Given exercise: Identify every line of the listing that contains the string "scale", and copy each such line.

Supplied entries:
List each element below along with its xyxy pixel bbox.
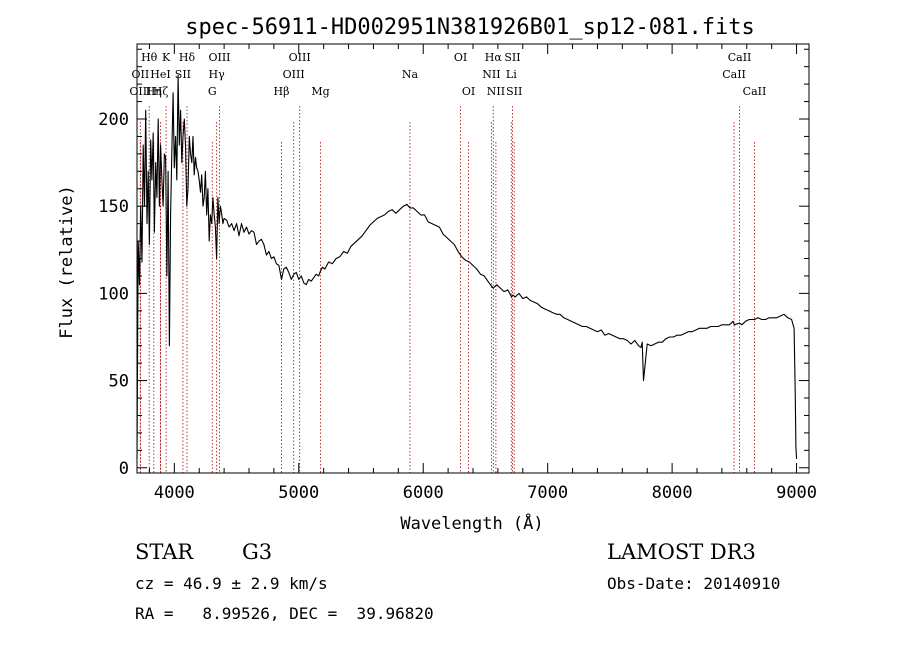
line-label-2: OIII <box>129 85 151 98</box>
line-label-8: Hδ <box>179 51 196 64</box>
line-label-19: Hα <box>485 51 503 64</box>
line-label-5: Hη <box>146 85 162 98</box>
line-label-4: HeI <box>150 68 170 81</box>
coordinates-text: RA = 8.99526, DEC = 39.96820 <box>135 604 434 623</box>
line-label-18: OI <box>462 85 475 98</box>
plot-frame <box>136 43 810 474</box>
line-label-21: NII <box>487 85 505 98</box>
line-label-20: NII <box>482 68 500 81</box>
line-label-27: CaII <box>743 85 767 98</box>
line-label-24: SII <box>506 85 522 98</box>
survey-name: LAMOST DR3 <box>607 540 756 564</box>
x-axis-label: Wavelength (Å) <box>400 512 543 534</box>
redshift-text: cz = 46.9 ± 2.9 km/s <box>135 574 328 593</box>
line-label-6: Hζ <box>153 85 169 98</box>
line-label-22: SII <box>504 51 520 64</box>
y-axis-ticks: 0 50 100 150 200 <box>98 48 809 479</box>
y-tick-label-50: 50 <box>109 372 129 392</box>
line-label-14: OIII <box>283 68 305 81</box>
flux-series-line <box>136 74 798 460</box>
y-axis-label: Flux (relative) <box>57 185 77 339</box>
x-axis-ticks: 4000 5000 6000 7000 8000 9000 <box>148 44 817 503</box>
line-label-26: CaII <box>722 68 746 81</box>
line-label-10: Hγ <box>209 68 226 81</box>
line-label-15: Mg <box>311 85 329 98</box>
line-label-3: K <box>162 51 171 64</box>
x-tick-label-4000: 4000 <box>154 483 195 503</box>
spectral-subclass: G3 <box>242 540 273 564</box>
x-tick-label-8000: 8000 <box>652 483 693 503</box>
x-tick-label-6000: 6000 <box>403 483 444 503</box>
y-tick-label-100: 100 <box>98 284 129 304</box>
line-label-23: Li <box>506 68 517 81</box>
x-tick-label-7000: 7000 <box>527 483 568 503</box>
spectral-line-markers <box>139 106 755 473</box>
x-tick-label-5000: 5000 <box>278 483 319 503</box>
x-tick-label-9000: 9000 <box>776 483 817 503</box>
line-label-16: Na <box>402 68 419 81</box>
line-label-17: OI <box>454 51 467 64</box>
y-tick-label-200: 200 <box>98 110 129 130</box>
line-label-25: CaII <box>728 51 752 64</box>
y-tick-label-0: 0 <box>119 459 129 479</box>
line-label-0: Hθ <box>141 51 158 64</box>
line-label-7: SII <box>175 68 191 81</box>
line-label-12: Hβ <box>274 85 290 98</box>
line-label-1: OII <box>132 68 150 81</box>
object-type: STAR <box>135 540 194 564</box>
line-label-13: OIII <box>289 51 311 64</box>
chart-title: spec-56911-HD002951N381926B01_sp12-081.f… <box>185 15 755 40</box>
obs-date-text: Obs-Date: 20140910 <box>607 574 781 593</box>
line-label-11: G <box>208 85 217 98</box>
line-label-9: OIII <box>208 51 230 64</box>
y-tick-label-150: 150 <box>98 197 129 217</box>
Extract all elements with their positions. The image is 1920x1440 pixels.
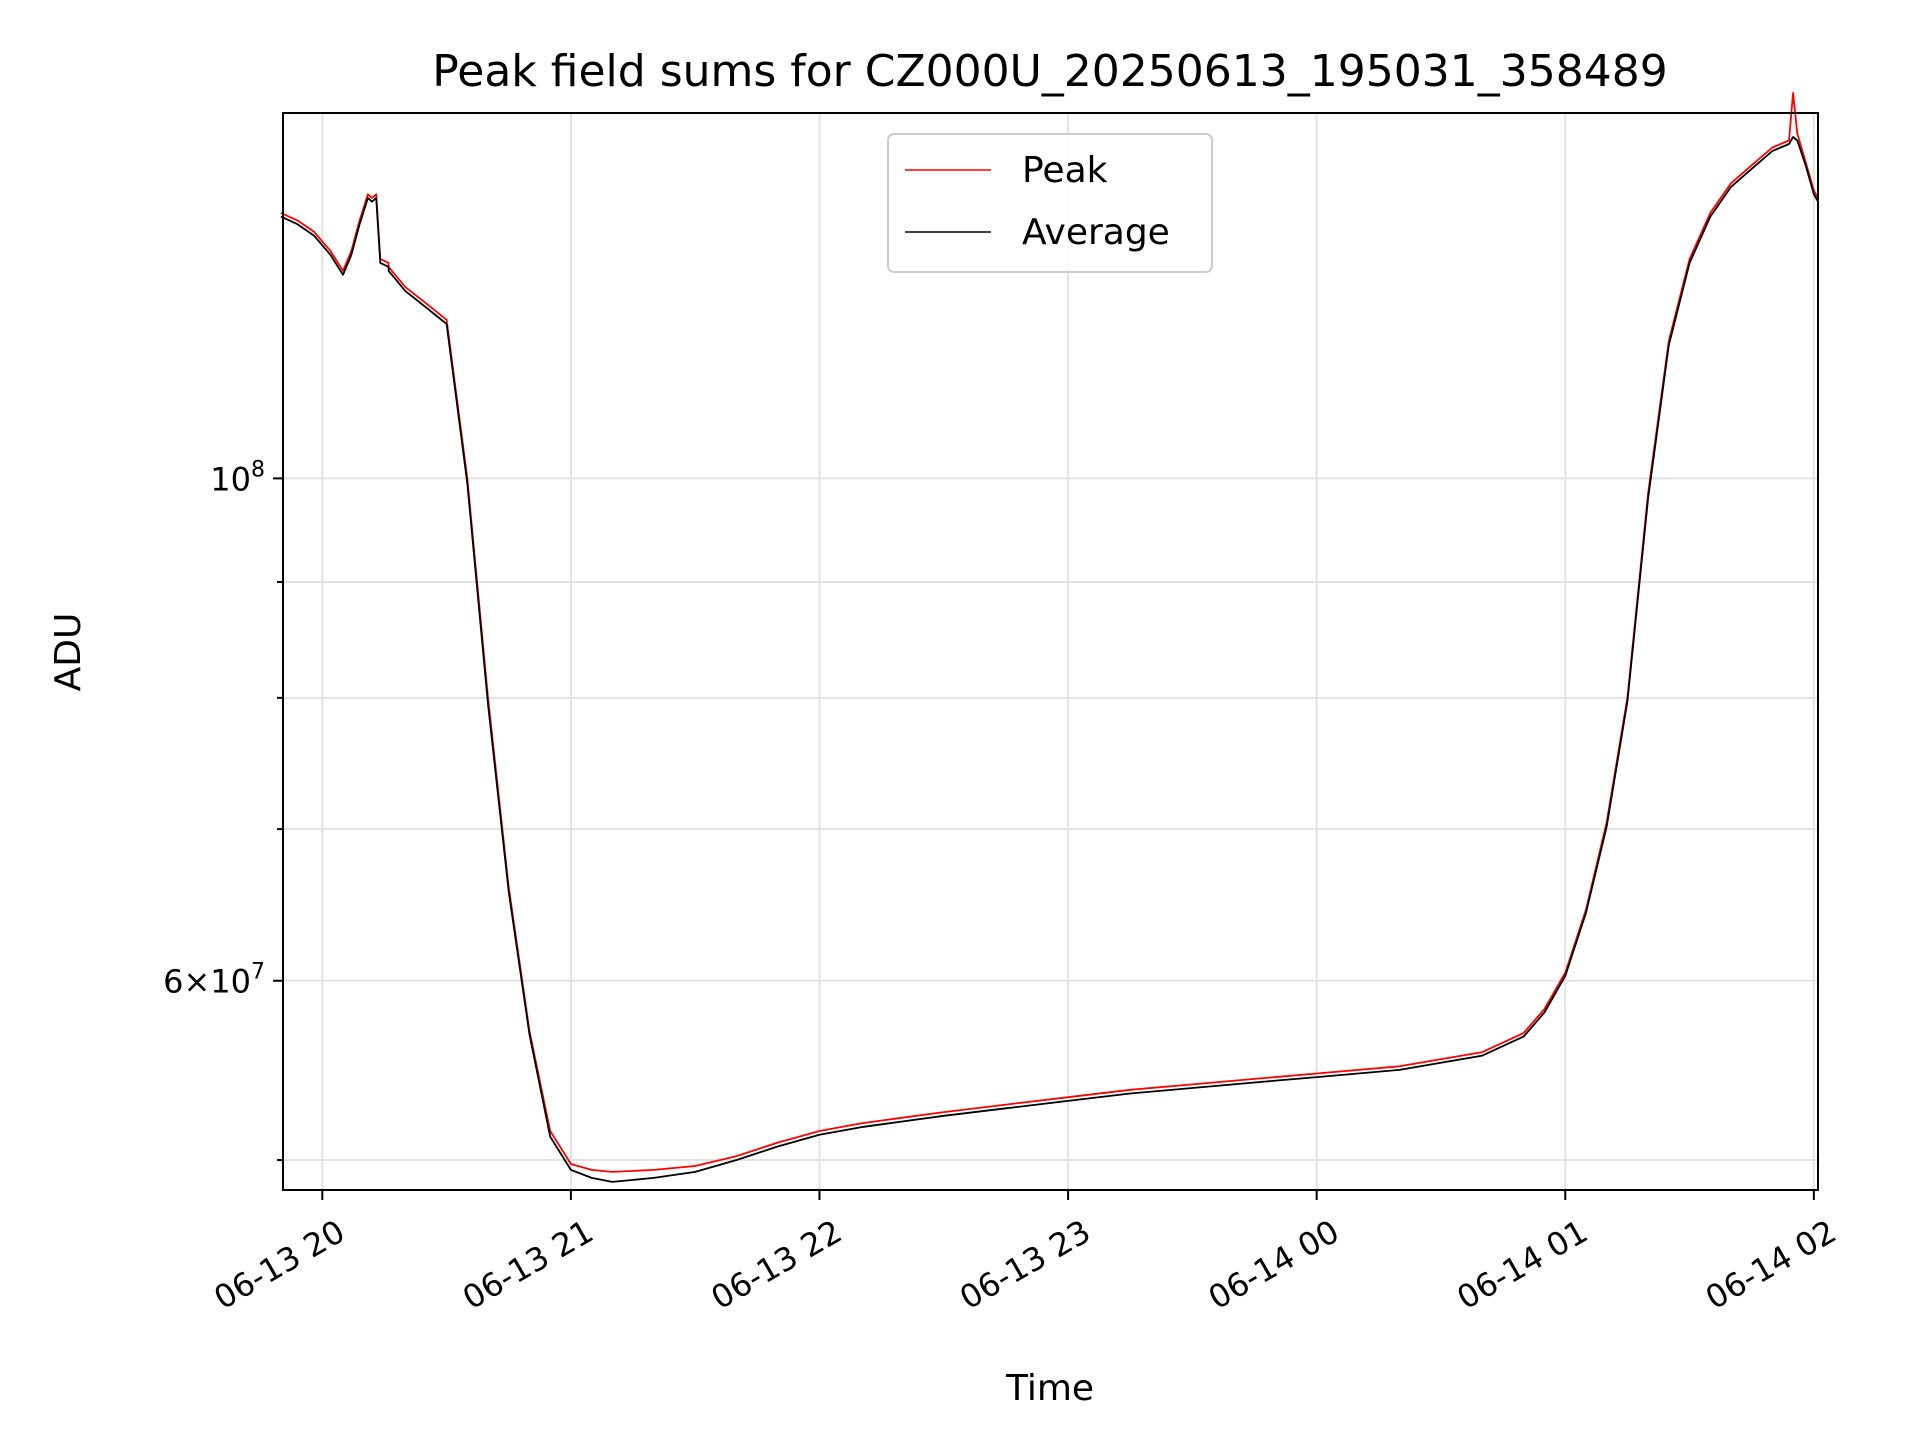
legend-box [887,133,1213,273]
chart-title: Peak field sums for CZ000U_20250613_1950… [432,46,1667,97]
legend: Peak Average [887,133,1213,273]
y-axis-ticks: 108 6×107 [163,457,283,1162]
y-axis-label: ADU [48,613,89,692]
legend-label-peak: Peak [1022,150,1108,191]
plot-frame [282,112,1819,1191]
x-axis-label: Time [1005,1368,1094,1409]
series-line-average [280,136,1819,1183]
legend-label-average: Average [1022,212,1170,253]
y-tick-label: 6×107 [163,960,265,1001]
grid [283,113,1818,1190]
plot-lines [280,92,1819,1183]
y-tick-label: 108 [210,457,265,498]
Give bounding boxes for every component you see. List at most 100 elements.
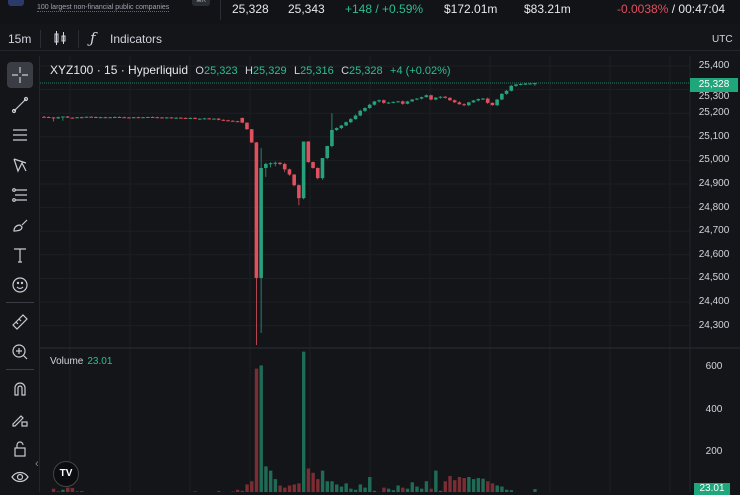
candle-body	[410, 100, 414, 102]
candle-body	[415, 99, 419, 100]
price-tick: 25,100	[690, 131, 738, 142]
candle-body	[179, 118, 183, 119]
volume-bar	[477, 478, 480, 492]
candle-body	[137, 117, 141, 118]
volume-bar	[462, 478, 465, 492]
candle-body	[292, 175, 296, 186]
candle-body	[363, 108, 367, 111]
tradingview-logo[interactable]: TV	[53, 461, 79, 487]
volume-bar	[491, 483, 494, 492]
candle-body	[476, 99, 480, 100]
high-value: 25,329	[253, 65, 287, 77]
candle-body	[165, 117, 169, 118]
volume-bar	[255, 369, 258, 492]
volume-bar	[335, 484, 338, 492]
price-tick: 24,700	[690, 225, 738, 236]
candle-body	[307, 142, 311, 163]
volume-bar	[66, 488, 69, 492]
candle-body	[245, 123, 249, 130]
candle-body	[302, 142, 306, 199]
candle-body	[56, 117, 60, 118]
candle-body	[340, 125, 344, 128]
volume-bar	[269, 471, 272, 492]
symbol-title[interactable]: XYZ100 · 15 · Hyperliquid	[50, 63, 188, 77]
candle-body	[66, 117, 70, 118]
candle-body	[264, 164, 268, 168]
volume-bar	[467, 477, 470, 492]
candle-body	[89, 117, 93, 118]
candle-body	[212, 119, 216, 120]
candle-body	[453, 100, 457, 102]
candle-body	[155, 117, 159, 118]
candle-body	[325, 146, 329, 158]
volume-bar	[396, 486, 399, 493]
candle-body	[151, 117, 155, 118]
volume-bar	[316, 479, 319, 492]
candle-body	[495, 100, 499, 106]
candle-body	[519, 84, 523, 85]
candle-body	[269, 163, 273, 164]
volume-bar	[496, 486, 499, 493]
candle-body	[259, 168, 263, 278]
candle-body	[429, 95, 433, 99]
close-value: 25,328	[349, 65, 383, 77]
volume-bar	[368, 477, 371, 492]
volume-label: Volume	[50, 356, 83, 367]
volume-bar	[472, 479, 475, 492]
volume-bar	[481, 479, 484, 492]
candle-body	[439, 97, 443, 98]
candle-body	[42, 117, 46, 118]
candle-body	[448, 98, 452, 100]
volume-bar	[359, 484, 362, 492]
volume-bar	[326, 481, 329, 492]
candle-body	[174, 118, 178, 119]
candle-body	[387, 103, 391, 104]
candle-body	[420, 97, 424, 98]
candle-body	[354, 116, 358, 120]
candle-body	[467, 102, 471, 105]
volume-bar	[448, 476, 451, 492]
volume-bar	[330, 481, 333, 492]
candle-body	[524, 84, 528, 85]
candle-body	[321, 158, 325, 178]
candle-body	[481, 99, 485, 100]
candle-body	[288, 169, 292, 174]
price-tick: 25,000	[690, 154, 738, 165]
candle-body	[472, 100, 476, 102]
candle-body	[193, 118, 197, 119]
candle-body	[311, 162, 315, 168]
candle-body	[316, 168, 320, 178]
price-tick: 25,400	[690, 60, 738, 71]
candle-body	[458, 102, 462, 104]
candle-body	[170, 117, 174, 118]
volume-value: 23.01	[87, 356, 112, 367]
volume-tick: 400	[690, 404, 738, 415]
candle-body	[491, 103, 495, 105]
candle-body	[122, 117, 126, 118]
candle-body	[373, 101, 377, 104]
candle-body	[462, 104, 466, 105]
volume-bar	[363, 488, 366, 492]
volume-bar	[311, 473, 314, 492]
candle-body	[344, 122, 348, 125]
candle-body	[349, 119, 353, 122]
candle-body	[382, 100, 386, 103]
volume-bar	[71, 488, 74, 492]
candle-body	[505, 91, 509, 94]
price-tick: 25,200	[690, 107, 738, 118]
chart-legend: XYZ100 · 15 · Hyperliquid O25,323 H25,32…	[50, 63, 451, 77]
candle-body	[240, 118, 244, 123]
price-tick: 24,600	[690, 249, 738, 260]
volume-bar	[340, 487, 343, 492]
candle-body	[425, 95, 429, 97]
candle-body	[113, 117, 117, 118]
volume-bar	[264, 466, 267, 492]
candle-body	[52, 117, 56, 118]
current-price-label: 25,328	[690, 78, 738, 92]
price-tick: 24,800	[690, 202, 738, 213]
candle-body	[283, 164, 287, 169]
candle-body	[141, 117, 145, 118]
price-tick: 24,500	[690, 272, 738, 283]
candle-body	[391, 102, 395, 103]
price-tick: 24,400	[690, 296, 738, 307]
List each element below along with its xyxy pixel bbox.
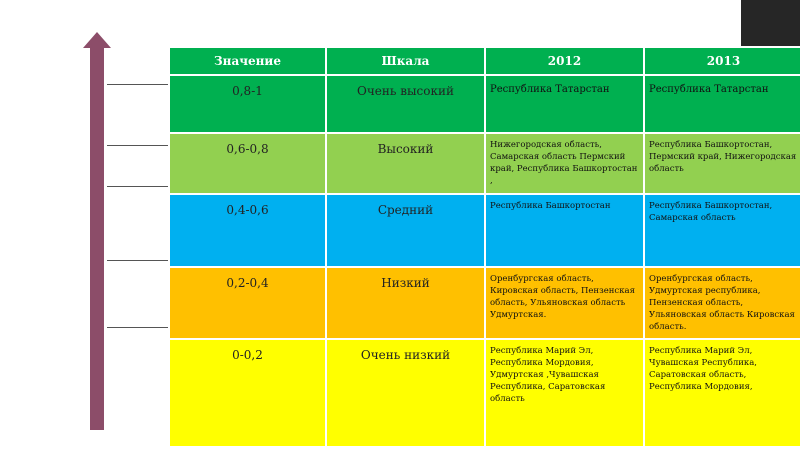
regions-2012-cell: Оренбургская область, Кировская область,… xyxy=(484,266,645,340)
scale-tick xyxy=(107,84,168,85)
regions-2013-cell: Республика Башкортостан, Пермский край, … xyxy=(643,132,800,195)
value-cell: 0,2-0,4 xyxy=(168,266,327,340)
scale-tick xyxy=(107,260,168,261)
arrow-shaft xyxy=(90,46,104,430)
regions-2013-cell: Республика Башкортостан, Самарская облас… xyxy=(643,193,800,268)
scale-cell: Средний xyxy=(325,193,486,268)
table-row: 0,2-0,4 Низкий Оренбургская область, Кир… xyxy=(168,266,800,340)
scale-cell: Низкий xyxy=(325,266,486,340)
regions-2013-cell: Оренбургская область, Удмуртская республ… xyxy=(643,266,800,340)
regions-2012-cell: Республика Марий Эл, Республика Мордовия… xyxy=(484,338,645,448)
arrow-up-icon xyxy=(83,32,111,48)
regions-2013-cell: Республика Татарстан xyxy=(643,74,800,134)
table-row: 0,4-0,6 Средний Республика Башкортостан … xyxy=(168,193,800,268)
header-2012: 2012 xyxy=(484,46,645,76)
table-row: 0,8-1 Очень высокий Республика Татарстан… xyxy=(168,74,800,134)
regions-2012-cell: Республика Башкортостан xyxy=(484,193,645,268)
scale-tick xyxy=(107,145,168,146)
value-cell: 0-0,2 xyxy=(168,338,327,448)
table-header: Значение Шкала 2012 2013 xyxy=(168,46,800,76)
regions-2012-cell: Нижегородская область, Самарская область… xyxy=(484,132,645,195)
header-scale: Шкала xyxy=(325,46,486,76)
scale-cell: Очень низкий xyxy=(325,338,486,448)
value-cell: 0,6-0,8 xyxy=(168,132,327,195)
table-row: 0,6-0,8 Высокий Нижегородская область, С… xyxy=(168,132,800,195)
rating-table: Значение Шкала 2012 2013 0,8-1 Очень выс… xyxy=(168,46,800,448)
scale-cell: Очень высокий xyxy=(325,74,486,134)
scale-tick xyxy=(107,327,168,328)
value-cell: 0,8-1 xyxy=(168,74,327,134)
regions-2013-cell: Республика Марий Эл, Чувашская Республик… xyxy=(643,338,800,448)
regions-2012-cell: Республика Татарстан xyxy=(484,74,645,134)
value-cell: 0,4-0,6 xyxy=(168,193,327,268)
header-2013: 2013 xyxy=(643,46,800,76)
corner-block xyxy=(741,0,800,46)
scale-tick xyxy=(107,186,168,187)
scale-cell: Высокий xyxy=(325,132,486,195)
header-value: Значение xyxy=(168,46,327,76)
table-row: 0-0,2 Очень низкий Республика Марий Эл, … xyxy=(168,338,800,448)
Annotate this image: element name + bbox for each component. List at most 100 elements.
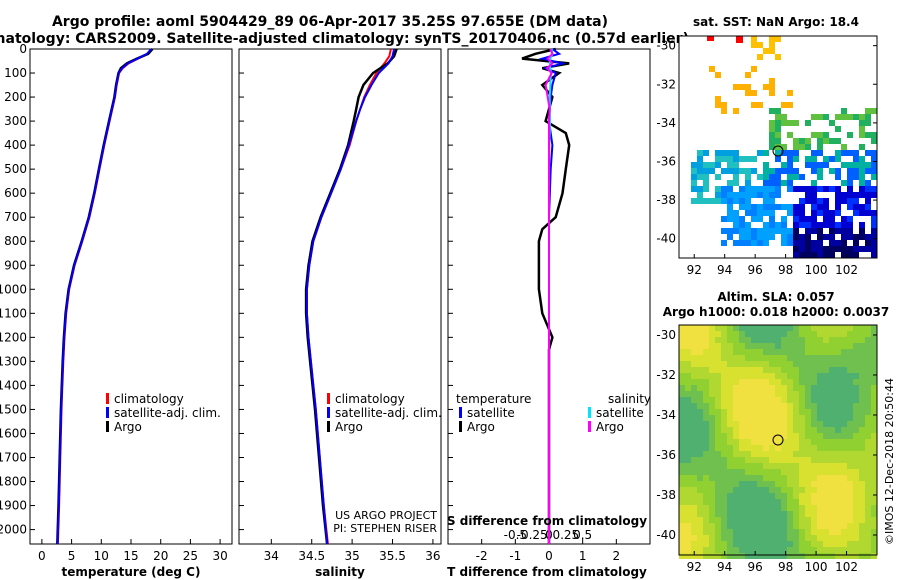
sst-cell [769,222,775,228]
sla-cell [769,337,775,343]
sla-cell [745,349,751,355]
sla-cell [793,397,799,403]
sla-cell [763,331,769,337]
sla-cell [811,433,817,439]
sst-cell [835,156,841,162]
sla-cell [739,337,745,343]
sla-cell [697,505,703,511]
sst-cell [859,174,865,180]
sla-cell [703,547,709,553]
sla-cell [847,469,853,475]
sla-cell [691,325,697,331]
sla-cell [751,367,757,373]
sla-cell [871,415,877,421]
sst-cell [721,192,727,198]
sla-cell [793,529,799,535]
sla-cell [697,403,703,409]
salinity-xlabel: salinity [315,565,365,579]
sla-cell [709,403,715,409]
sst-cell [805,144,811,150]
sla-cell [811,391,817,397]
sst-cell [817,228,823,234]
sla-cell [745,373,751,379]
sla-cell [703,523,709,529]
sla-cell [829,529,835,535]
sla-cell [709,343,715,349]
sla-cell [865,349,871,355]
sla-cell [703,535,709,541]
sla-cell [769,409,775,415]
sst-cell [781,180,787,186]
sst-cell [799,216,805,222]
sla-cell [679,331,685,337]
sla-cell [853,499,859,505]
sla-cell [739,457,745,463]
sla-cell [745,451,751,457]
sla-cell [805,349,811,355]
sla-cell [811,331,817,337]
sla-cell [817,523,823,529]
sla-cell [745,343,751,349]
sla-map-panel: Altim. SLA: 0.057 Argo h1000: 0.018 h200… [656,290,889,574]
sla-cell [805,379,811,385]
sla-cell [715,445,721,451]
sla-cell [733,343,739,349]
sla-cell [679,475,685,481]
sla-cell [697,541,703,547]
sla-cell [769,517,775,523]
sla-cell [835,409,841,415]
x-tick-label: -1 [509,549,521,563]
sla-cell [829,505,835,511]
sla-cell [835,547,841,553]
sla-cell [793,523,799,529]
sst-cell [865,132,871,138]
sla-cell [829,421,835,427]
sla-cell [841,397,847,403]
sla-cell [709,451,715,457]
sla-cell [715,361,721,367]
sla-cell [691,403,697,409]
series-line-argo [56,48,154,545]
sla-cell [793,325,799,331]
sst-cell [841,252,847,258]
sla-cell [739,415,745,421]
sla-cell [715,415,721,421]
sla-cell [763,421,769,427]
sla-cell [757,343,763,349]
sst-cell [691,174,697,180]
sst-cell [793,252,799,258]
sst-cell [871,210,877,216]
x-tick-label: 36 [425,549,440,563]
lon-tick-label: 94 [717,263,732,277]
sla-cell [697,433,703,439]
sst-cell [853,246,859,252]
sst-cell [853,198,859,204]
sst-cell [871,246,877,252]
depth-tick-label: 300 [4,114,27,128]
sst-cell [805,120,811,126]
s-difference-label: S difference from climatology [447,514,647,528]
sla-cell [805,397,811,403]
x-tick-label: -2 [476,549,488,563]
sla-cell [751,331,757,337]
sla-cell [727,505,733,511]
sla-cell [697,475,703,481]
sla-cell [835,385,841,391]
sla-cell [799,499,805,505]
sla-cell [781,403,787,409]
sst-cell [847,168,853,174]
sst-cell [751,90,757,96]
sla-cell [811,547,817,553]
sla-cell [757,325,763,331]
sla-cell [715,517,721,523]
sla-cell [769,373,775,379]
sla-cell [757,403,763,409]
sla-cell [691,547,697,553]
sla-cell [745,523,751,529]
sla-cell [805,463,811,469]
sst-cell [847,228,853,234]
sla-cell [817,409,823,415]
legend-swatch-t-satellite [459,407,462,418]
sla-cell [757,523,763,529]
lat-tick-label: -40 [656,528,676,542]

Output for this task:
scale-tick xyxy=(107,84,168,85)
scale-tick xyxy=(107,260,168,261)
scale-cell: Средний xyxy=(325,193,486,268)
scale-cell: Низкий xyxy=(325,266,486,340)
scale-tick xyxy=(107,145,168,146)
header-scale: Шкала xyxy=(325,46,486,76)
scale-cell: Очень низкий xyxy=(325,338,486,448)
scale-cell: Очень высокий xyxy=(325,74,486,134)
scale-tick xyxy=(107,327,168,328)
scale-tick xyxy=(107,186,168,187)
scale-cell: Высокий xyxy=(325,132,486,195)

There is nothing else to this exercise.